● **REQUEST**:
Copy each record exactly as it reads, leaving out any pictures it holds.

[Dataset rows about figures]
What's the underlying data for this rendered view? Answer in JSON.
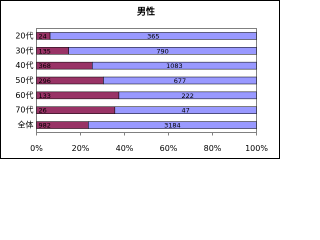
{
  "chart_data": {
    "type": "bar",
    "orientation": "horizontal",
    "stacking": "percent",
    "title": "男性",
    "categories": [
      "20代",
      "30代",
      "40代",
      "50代",
      "60代",
      "70代",
      "全体"
    ],
    "series": [
      {
        "color": "#993366",
        "values": [
          24,
          135,
          368,
          296,
          133,
          26,
          982
        ]
      },
      {
        "color": "#9999ff",
        "values": [
          365,
          790,
          1083,
          677,
          222,
          47,
          3184
        ]
      }
    ],
    "xlim": [
      0,
      100
    ],
    "xticks": [
      {
        "value": 0,
        "label": "0%"
      },
      {
        "value": 20,
        "label": "20%"
      },
      {
        "value": 40,
        "label": "40%"
      },
      {
        "value": 60,
        "label": "60%"
      },
      {
        "value": 80,
        "label": "80%"
      },
      {
        "value": 100,
        "label": "100%"
      }
    ],
    "grid": false
  }
}
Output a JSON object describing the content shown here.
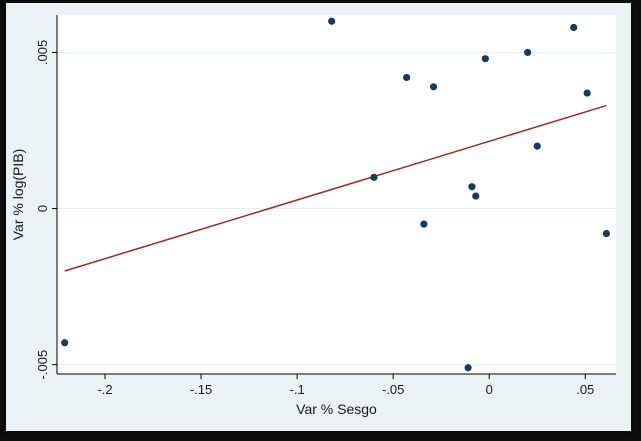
{
  "chart_data": {
    "type": "scatter",
    "xlabel": "Var % Sesgo",
    "ylabel": "Var % log(PIB)",
    "xlim": [
      -0.225,
      0.066
    ],
    "ylim": [
      -0.0053,
      0.0062
    ],
    "xticks": [
      -0.2,
      -0.15,
      -0.1,
      -0.05,
      0,
      0.05
    ],
    "xtick_labels": [
      "-.2",
      "-.15",
      "-.1",
      "-.05",
      "0",
      ".05"
    ],
    "yticks": [
      -0.005,
      0,
      0.005
    ],
    "ytick_labels": [
      "-.005",
      "0",
      ".005"
    ],
    "grid": "horizontal",
    "legend": "none",
    "point_color": "#1a3a5c",
    "line_color": "#9a2a2a",
    "points": [
      {
        "x": -0.221,
        "y": -0.0043
      },
      {
        "x": -0.082,
        "y": 0.006
      },
      {
        "x": -0.06,
        "y": 0.001
      },
      {
        "x": -0.043,
        "y": 0.0042
      },
      {
        "x": -0.034,
        "y": -0.0005
      },
      {
        "x": -0.029,
        "y": 0.0039
      },
      {
        "x": -0.011,
        "y": -0.0051
      },
      {
        "x": -0.009,
        "y": 0.0007
      },
      {
        "x": -0.007,
        "y": 0.0004
      },
      {
        "x": -0.002,
        "y": 0.0048
      },
      {
        "x": 0.02,
        "y": 0.005
      },
      {
        "x": 0.025,
        "y": 0.002
      },
      {
        "x": 0.044,
        "y": 0.0058
      },
      {
        "x": 0.051,
        "y": 0.0037
      },
      {
        "x": 0.061,
        "y": -0.0008
      }
    ],
    "fit_line": {
      "x": [
        -0.221,
        0.061
      ],
      "y": [
        -0.002,
        0.0033
      ]
    }
  }
}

● **ANSWER TO THE PROBLEM**:
What's the underlying data for this rendered view? Answer in JSON.
{
  "chart_data": {
    "type": "bar",
    "orientation": "horizontal",
    "stacking": "percent",
    "title": "男性",
    "categories": [
      "20代",
      "30代",
      "40代",
      "50代",
      "60代",
      "70代",
      "全体"
    ],
    "series": [
      {
        "color": "#993366",
        "values": [
          24,
          135,
          368,
          296,
          133,
          26,
          982
        ]
      },
      {
        "color": "#9999ff",
        "values": [
          365,
          790,
          1083,
          677,
          222,
          47,
          3184
        ]
      }
    ],
    "xlim": [
      0,
      100
    ],
    "xticks": [
      {
        "value": 0,
        "label": "0%"
      },
      {
        "value": 20,
        "label": "20%"
      },
      {
        "value": 40,
        "label": "40%"
      },
      {
        "value": 60,
        "label": "60%"
      },
      {
        "value": 80,
        "label": "80%"
      },
      {
        "value": 100,
        "label": "100%"
      }
    ],
    "grid": false
  }
}
Output a JSON object describing the content shown here.
{
  "chart_data": {
    "type": "scatter",
    "xlabel": "Var % Sesgo",
    "ylabel": "Var % log(PIB)",
    "xlim": [
      -0.225,
      0.066
    ],
    "ylim": [
      -0.0053,
      0.0062
    ],
    "xticks": [
      -0.2,
      -0.15,
      -0.1,
      -0.05,
      0,
      0.05
    ],
    "xtick_labels": [
      "-.2",
      "-.15",
      "-.1",
      "-.05",
      "0",
      ".05"
    ],
    "yticks": [
      -0.005,
      0,
      0.005
    ],
    "ytick_labels": [
      "-.005",
      "0",
      ".005"
    ],
    "grid": "horizontal",
    "legend": "none",
    "point_color": "#1a3a5c",
    "line_color": "#9a2a2a",
    "points": [
      {
        "x": -0.221,
        "y": -0.0043
      },
      {
        "x": -0.082,
        "y": 0.006
      },
      {
        "x": -0.06,
        "y": 0.001
      },
      {
        "x": -0.043,
        "y": 0.0042
      },
      {
        "x": -0.034,
        "y": -0.0005
      },
      {
        "x": -0.029,
        "y": 0.0039
      },
      {
        "x": -0.011,
        "y": -0.0051
      },
      {
        "x": -0.009,
        "y": 0.0007
      },
      {
        "x": -0.007,
        "y": 0.0004
      },
      {
        "x": -0.002,
        "y": 0.0048
      },
      {
        "x": 0.02,
        "y": 0.005
      },
      {
        "x": 0.025,
        "y": 0.002
      },
      {
        "x": 0.044,
        "y": 0.0058
      },
      {
        "x": 0.051,
        "y": 0.0037
      },
      {
        "x": 0.061,
        "y": -0.0008
      }
    ],
    "fit_line": {
      "x": [
        -0.221,
        0.061
      ],
      "y": [
        -0.002,
        0.0033
      ]
    }
  }
}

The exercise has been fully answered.